* AIM
Search the listing for "السنن" and copy every line where it appears.

* RECORD LIST

* BEGIN *

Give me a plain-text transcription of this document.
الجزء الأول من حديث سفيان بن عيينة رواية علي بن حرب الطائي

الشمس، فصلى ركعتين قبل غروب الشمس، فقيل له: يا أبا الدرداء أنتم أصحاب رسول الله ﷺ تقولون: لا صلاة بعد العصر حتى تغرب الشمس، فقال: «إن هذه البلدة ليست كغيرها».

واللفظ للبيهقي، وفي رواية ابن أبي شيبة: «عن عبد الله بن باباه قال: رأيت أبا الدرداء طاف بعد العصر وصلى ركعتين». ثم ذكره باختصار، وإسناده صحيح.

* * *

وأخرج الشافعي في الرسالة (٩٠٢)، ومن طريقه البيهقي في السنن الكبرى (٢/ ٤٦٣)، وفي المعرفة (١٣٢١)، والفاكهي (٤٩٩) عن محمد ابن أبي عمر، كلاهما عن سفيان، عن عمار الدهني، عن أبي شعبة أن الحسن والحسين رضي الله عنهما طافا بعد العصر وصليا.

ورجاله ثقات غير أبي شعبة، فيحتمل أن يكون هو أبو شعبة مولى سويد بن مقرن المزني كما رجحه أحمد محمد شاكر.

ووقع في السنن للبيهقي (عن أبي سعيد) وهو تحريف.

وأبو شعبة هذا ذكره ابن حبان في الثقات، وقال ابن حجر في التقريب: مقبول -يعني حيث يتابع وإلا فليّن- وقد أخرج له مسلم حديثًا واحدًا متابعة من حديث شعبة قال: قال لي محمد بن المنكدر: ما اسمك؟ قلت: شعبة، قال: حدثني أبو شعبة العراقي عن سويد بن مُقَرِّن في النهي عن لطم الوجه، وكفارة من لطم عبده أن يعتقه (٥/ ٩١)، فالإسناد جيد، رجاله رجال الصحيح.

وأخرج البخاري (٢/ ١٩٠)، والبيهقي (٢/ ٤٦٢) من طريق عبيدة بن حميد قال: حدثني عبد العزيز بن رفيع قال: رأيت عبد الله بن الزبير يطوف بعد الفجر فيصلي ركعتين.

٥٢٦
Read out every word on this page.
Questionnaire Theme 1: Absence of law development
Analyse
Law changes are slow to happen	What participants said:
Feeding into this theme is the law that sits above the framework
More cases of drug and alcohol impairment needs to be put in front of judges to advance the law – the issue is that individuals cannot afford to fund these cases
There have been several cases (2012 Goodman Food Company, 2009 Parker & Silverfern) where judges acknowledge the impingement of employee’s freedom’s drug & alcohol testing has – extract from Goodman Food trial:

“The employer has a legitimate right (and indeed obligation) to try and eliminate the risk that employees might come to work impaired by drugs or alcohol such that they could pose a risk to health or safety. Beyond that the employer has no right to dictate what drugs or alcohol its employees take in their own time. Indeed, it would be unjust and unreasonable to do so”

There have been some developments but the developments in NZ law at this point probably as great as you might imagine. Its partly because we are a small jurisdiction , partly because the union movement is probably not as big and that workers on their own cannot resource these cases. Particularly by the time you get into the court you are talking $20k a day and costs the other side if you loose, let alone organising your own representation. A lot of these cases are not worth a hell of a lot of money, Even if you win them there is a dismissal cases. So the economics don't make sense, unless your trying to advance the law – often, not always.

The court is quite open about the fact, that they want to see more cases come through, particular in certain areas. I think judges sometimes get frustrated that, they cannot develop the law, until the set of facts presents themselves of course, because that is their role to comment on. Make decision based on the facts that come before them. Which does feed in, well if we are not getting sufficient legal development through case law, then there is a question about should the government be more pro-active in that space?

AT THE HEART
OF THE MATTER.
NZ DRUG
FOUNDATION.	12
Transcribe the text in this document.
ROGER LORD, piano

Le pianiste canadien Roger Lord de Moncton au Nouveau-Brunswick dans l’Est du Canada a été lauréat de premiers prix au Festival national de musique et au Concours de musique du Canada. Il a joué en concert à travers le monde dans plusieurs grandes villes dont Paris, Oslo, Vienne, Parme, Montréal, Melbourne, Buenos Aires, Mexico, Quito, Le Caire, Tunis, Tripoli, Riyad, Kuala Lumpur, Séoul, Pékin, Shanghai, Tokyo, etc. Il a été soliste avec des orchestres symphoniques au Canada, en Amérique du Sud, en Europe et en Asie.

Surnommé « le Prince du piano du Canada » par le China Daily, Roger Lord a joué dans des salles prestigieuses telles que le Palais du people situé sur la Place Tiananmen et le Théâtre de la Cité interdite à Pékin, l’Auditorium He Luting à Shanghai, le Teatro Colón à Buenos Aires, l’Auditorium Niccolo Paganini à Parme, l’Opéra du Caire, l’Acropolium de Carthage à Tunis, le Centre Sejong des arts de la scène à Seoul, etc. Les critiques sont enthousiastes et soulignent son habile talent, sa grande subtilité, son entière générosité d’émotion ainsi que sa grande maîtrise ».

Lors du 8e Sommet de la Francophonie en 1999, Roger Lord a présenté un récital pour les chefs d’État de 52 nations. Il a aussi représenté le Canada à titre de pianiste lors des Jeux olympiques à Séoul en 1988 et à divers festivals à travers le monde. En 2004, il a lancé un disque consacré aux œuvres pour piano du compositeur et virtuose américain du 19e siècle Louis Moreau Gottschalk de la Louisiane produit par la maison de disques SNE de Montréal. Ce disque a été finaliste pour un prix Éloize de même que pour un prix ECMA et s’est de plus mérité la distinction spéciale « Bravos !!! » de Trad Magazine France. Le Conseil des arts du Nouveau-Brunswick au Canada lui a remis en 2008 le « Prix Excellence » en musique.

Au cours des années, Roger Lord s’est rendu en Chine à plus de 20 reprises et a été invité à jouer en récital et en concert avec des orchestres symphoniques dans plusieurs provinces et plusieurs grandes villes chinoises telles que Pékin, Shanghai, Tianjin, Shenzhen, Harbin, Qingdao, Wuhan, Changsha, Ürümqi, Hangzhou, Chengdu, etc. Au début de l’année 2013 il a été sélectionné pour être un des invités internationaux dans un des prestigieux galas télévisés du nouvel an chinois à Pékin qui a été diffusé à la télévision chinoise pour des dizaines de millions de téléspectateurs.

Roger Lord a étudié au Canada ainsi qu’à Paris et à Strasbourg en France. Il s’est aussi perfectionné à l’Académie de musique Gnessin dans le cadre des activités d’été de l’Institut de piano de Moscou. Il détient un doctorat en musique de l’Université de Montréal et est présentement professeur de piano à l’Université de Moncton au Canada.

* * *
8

* END *

* ANSWER TO THIS TASK
وأخرج الشافعي في الرسالة (٩٠٢)، ومن طريقه البيهقي في السنن الكبرى (٢/ ٤٦٣)، وفي المعرفة (١٣٢١)، والفاكهي (٤٩٩) عن محمد ابن أبي عمر، كلاهما عن سفيان، عن عمار الدهني، عن أبي شعبة أن الحسن والحسين رضي الله عنهما طافا بعد العصر وصليا.
ووقع في السنن للبيهقي (عن أبي سعيد) وهو تحريف.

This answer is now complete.